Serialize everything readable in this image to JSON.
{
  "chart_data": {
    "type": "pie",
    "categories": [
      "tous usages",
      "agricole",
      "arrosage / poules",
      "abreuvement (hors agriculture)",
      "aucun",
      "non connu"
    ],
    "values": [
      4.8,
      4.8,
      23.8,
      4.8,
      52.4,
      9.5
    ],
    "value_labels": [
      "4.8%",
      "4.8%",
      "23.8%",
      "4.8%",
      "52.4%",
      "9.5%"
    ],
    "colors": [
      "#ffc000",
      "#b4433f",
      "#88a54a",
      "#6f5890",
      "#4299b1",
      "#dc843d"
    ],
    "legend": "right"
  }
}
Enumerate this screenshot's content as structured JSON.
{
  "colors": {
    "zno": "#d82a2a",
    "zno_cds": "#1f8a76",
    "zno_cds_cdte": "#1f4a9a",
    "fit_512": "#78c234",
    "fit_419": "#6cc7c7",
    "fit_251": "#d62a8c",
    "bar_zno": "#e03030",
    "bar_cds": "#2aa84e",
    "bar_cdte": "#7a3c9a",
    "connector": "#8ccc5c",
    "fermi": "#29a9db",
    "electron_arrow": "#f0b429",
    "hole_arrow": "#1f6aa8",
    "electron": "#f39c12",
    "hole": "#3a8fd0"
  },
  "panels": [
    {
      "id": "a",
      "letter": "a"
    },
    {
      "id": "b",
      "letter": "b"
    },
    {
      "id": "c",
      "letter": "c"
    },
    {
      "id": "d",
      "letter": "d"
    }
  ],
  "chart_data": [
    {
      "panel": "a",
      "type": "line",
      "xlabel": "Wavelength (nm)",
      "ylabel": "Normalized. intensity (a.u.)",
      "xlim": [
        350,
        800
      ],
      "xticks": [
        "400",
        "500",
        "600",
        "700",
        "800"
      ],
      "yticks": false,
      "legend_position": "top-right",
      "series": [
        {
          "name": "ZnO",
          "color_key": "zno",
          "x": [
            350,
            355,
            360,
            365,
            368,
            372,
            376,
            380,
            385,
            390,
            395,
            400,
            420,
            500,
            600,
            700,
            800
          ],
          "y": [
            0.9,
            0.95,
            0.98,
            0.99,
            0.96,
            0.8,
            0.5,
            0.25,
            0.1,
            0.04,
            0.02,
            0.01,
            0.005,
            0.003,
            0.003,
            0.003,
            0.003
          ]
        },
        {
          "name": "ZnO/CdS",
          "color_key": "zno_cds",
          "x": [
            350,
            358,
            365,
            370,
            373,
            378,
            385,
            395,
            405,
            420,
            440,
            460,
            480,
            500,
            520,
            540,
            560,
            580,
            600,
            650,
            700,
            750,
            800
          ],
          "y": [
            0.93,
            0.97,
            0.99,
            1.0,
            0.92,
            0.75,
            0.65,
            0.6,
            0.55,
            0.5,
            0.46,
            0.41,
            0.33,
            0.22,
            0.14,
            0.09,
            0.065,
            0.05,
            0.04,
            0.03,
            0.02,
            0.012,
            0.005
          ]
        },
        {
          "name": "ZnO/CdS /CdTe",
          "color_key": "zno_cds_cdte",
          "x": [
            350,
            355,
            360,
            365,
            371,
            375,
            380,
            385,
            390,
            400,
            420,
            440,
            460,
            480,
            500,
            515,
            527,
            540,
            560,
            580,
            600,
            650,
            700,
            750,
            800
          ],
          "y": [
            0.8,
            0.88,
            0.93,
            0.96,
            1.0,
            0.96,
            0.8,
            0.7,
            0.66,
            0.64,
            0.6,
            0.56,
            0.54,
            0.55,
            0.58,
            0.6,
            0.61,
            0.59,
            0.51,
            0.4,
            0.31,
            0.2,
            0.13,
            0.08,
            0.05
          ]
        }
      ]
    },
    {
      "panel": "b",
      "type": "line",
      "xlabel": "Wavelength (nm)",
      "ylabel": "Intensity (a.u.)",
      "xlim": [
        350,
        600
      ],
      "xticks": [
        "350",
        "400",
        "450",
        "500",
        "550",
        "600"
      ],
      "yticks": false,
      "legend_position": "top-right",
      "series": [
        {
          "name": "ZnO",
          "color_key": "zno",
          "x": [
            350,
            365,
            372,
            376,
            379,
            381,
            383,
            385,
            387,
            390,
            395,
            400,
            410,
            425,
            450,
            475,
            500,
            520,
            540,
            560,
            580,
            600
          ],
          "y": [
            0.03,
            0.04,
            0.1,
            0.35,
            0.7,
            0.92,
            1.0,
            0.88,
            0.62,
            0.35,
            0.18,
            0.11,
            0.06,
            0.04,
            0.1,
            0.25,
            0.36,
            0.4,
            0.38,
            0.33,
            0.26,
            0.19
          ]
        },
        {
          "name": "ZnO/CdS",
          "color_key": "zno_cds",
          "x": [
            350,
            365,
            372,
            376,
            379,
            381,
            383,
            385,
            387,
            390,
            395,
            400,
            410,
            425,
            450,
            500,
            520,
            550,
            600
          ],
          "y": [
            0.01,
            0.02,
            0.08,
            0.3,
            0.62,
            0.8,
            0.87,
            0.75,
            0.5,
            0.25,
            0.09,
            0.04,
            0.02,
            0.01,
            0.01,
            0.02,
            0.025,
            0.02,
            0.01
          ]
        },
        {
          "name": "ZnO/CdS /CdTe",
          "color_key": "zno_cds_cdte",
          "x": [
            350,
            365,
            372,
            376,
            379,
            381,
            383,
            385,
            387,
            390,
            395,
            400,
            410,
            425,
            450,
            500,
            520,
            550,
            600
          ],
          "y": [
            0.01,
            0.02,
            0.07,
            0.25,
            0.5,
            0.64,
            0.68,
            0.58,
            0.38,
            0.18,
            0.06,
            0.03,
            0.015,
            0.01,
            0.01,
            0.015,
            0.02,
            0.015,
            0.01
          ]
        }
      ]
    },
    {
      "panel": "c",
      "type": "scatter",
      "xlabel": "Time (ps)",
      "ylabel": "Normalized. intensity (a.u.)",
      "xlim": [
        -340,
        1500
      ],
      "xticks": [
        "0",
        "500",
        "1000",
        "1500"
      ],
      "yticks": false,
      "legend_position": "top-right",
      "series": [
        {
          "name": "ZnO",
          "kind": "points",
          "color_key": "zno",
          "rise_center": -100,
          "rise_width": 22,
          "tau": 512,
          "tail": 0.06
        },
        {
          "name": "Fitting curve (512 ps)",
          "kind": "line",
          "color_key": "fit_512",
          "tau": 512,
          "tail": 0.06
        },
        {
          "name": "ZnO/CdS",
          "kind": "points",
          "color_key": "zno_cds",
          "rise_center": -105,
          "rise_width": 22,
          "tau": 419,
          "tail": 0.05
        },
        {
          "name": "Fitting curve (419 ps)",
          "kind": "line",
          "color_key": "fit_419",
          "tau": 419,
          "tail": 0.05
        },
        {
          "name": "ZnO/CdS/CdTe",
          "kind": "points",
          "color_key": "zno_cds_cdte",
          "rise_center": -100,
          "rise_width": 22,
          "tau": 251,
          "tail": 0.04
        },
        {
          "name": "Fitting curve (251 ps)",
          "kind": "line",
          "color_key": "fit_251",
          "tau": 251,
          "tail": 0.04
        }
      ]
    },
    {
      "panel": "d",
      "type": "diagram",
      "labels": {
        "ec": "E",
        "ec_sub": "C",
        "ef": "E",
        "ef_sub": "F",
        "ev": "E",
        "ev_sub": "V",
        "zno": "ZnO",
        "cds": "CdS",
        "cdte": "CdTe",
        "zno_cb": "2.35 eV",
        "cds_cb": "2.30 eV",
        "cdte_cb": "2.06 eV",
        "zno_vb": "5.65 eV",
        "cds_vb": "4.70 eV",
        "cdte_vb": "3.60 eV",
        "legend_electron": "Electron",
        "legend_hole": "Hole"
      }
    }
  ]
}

_WRITTEN TASK_.
From the records above, please extract every line and repeat it exactly.

_OUTPUT FOR THIS TASK_.
Serialize everything readable in this image to JSON.
{
  "chart_data": {
    "type": "pie",
    "categories": [
      "tous usages",
      "agricole",
      "arrosage / poules",
      "abreuvement (hors agriculture)",
      "aucun",
      "non connu"
    ],
    "values": [
      4.8,
      4.8,
      23.8,
      4.8,
      52.4,
      9.5
    ],
    "value_labels": [
      "4.8%",
      "4.8%",
      "23.8%",
      "4.8%",
      "52.4%",
      "9.5%"
    ],
    "colors": [
      "#ffc000",
      "#b4433f",
      "#88a54a",
      "#6f5890",
      "#4299b1",
      "#dc843d"
    ],
    "legend": "right"
  }
}
Enumerate this screenshot's content as structured JSON.
{
  "colors": {
    "zno": "#d82a2a",
    "zno_cds": "#1f8a76",
    "zno_cds_cdte": "#1f4a9a",
    "fit_512": "#78c234",
    "fit_419": "#6cc7c7",
    "fit_251": "#d62a8c",
    "bar_zno": "#e03030",
    "bar_cds": "#2aa84e",
    "bar_cdte": "#7a3c9a",
    "connector": "#8ccc5c",
    "fermi": "#29a9db",
    "electron_arrow": "#f0b429",
    "hole_arrow": "#1f6aa8",
    "electron": "#f39c12",
    "hole": "#3a8fd0"
  },
  "panels": [
    {
      "id": "a",
      "letter": "a"
    },
    {
      "id": "b",
      "letter": "b"
    },
    {
      "id": "c",
      "letter": "c"
    },
    {
      "id": "d",
      "letter": "d"
    }
  ],
  "chart_data": [
    {
      "panel": "a",
      "type": "line",
      "xlabel": "Wavelength (nm)",
      "ylabel": "Normalized. intensity (a.u.)",
      "xlim": [
        350,
        800
      ],
      "xticks": [
        "400",
        "500",
        "600",
        "700",
        "800"
      ],
      "yticks": false,
      "legend_position": "top-right",
      "series": [
        {
          "name": "ZnO",
          "color_key": "zno",
          "x": [
            350,
            355,
            360,
            365,
            368,
            372,
            376,
            380,
            385,
            390,
            395,
            400,
            420,
            500,
            600,
            700,
            800
          ],
          "y": [
            0.9,
            0.95,
            0.98,
            0.99,
            0.96,
            0.8,
            0.5,
            0.25,
            0.1,
            0.04,
            0.02,
            0.01,
            0.005,
            0.003,
            0.003,
            0.003,
            0.003
          ]
        },
        {
          "name": "ZnO/CdS",
          "color_key": "zno_cds",
          "x": [
            350,
            358,
            365,
            370,
            373,
            378,
            385,
            395,
            405,
            420,
            440,
            460,
            480,
            500,
            520,
            540,
            560,
            580,
            600,
            650,
            700,
            750,
            800
          ],
          "y": [
            0.93,
            0.97,
            0.99,
            1.0,
            0.92,
            0.75,
            0.65,
            0.6,
            0.55,
            0.5,
            0.46,
            0.41,
            0.33,
            0.22,
            0.14,
            0.09,
            0.065,
            0.05,
            0.04,
            0.03,
            0.02,
            0.012,
            0.005
          ]
        },
        {
          "name": "ZnO/CdS /CdTe",
          "color_key": "zno_cds_cdte",
          "x": [
            350,
            355,
            360,
            365,
            371,
            375,
            380,
            385,
            390,
            400,
            420,
            440,
            460,
            480,
            500,
            515,
            527,
            540,
            560,
            580,
            600,
            650,
            700,
            750,
            800
          ],
          "y": [
            0.8,
            0.88,
            0.93,
            0.96,
            1.0,
            0.96,
            0.8,
            0.7,
            0.66,
            0.64,
            0.6,
            0.56,
            0.54,
            0.55,
            0.58,
            0.6,
            0.61,
            0.59,
            0.51,
            0.4,
            0.31,
            0.2,
            0.13,
            0.08,
            0.05
          ]
        }
      ]
    },
    {
      "panel": "b",
      "type": "line",
      "xlabel": "Wavelength (nm)",
      "ylabel": "Intensity (a.u.)",
      "xlim": [
        350,
        600
      ],
      "xticks": [
        "350",
        "400",
        "450",
        "500",
        "550",
        "600"
      ],
      "yticks": false,
      "legend_position": "top-right",
      "series": [
        {
          "name": "ZnO",
          "color_key": "zno",
          "x": [
            350,
            365,
            372,
            376,
            379,
            381,
            383,
            385,
            387,
            390,
            395,
            400,
            410,
            425,
            450,
            475,
            500,
            520,
            540,
            560,
            580,
            600
          ],
          "y": [
            0.03,
            0.04,
            0.1,
            0.35,
            0.7,
            0.92,
            1.0,
            0.88,
            0.62,
            0.35,
            0.18,
            0.11,
            0.06,
            0.04,
            0.1,
            0.25,
            0.36,
            0.4,
            0.38,
            0.33,
            0.26,
            0.19
          ]
        },
        {
          "name": "ZnO/CdS",
          "color_key": "zno_cds",
          "x": [
            350,
            365,
            372,
            376,
            379,
            381,
            383,
            385,
            387,
            390,
            395,
            400,
            410,
            425,
            450,
            500,
            520,
            550,
            600
          ],
          "y": [
            0.01,
            0.02,
            0.08,
            0.3,
            0.62,
            0.8,
            0.87,
            0.75,
            0.5,
            0.25,
            0.09,
            0.04,
            0.02,
            0.01,
            0.01,
            0.02,
            0.025,
            0.02,
            0.01
          ]
        },
        {
          "name": "ZnO/CdS /CdTe",
          "color_key": "zno_cds_cdte",
          "x": [
            350,
            365,
            372,
            376,
            379,
            381,
            383,
            385,
            387,
            390,
            395,
            400,
            410,
            425,
            450,
            500,
            520,
            550,
            600
          ],
          "y": [
            0.01,
            0.02,
            0.07,
            0.25,
            0.5,
            0.64,
            0.68,
            0.58,
            0.38,
            0.18,
            0.06,
            0.03,
            0.015,
            0.01,
            0.01,
            0.015,
            0.02,
            0.015,
            0.01
          ]
        }
      ]
    },
    {
      "panel": "c",
      "type": "scatter",
      "xlabel": "Time (ps)",
      "ylabel": "Normalized. intensity (a.u.)",
      "xlim": [
        -340,
        1500
      ],
      "xticks": [
        "0",
        "500",
        "1000",
        "1500"
      ],
      "yticks": false,
      "legend_position": "top-right",
      "series": [
        {
          "name": "ZnO",
          "kind": "points",
          "color_key": "zno",
          "rise_center": -100,
          "rise_width": 22,
          "tau": 512,
          "tail": 0.06
        },
        {
          "name": "Fitting curve (512 ps)",
          "kind": "line",
          "color_key": "fit_512",
          "tau": 512,
          "tail": 0.06
        },
        {
          "name": "ZnO/CdS",
          "kind": "points",
          "color_key": "zno_cds",
          "rise_center": -105,
          "rise_width": 22,
          "tau": 419,
          "tail": 0.05
        },
        {
          "name": "Fitting curve (419 ps)",
          "kind": "line",
          "color_key": "fit_419",
          "tau": 419,
          "tail": 0.05
        },
        {
          "name": "ZnO/CdS/CdTe",
          "kind": "points",
          "color_key": "zno_cds_cdte",
          "rise_center": -100,
          "rise_width": 22,
          "tau": 251,
          "tail": 0.04
        },
        {
          "name": "Fitting curve (251 ps)",
          "kind": "line",
          "color_key": "fit_251",
          "tau": 251,
          "tail": 0.04
        }
      ]
    },
    {
      "panel": "d",
      "type": "diagram",
      "labels": {
        "ec": "E",
        "ec_sub": "C",
        "ef": "E",
        "ef_sub": "F",
        "ev": "E",
        "ev_sub": "V",
        "zno": "ZnO",
        "cds": "CdS",
        "cdte": "CdTe",
        "zno_cb": "2.35 eV",
        "cds_cb": "2.30 eV",
        "cdte_cb": "2.06 eV",
        "zno_vb": "5.65 eV",
        "cds_vb": "4.70 eV",
        "cdte_vb": "3.60 eV",
        "legend_electron": "Electron",
        "legend_hole": "Hole"
      }
    }
  ]
}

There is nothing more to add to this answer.